WORK TO DO:
Extract each line where the string "majoreros" shows up.
# DATASET EXTRACT start
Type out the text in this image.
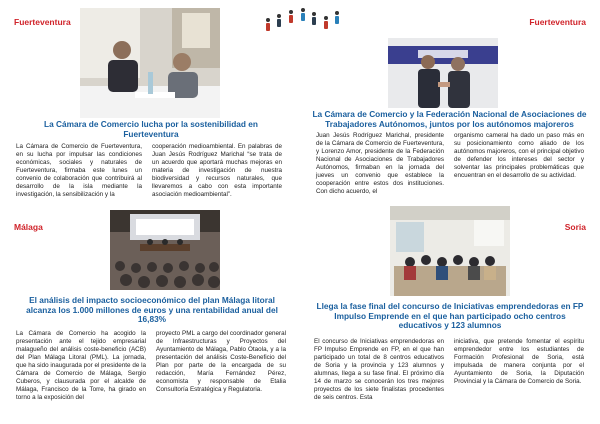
Fuerteventura	Fuerteventura
Málaga	Soria
La Cámara de Comercio lucha por la sostenibilidad en Fuerteventura
La Cámara de Comercio de Fuerteventura, en su lucha por impulsar las condiciones económicas, sociales y naturales de Fuerteventura, firmaba este lunes un convenio de colaboración que contribuirá al desarrollo de la isla mediante la investigación, la sensibilización y la
cooperación medioambiental. En palabras de Juan Jesús Rodríguez Marichal “se trata de un acuerdo que aportará muchas mejoras en materia de investigación de nuestra biodiversidad y recursos naturales, que llevaremos a cabo con esta importante asociación medioambiental”.
La Cámara de Comercio y la Federación Nacional de Asociaciones de Trabajadores Autónomos, juntos por los autónomos majoreros
Juan Jesús Rodríguez Marichal, presidente de la Cámara de Comercio de Fuerteventura, y Lorenzo Amor, presidente de la Federación Nacional de Asociaciones de Trabajadores Autónomos, firmaban en la jornada del jueves un convenio que establece la cooperación entre estos dos instituciones. Con dicho acuerdo, el
organismo cameral ha dado un paso más en su posicionamiento como aliado de los autónomos majoreros, con el principal objetivo de defender los intereses del sector y solventar las principales problemáticas que encuentran en el desarrollo de su actividad.
El análisis del impacto socioeconómico del plan Málaga litoral alcanza los 1.000 millones de euros y una rentabilidad anual del 16,83%
La Cámara de Comercio ha acogido la presentación ante el tejido empresarial malagueño del análisis coste-beneficio (ACB) del Plan Málaga Litoral (PML). La jornada, que ha sido inaugurada por el presidente de la Cámara de Comercio de Málaga, Sergio Cuberos, y clausurada por el alcalde de Málaga, Francisco de la Torre, ha girado en torno a la exposición del
proyecto PML a cargo del coordinador general de Infraestructuras y Proyectos del Ayuntamiento de Málaga, Pablo Otaola, y a la presentación del análisis Coste-Beneficio del Plan por parte de la encargada de su redacción, María Fernández Pérez, economista y responsable de Etalia Consultoría Estratégica y Regulatoria.
Llega la fase final del concurso de Iniciativas emprendedoras en FP Impulso Emprende en el que han participado ocho centros educativos y 123 alumnos
El concurso de Iniciativas emprendedoras en FP Impulso Emprende en FP, en el que han participado un total de 8 centros educativos de Soria y la provincia y 123 alumnos y alumnas, llega a su fase final. El próximo día 14 de marzo se conocerán los tres mejores proyectos de los siete finalistas procedentes de seis centros. Esta
iniciativa, que pretende fomentar el espíritu emprendedor entre los estudiantes de Formación Profesional de Soria, está impulsada de manera conjunta por el Ayuntamiento de Soria, la Diputación Provincial y la Cámara de Comercio de Soria.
# DATASET EXTRACT end
EXERCISE SOLUTION:
La Cámara de Comercio y la Federación Nacional de Asociaciones de Trabajadores Autónomos, juntos por los autónomos majoreros
organismo cameral ha dado un paso más en su posicionamiento como aliado de los autónomos majoreros, con el principal objetivo de defender los intereses del sector y solventar las principales problemáticas que encuentran en el desarrollo de su actividad.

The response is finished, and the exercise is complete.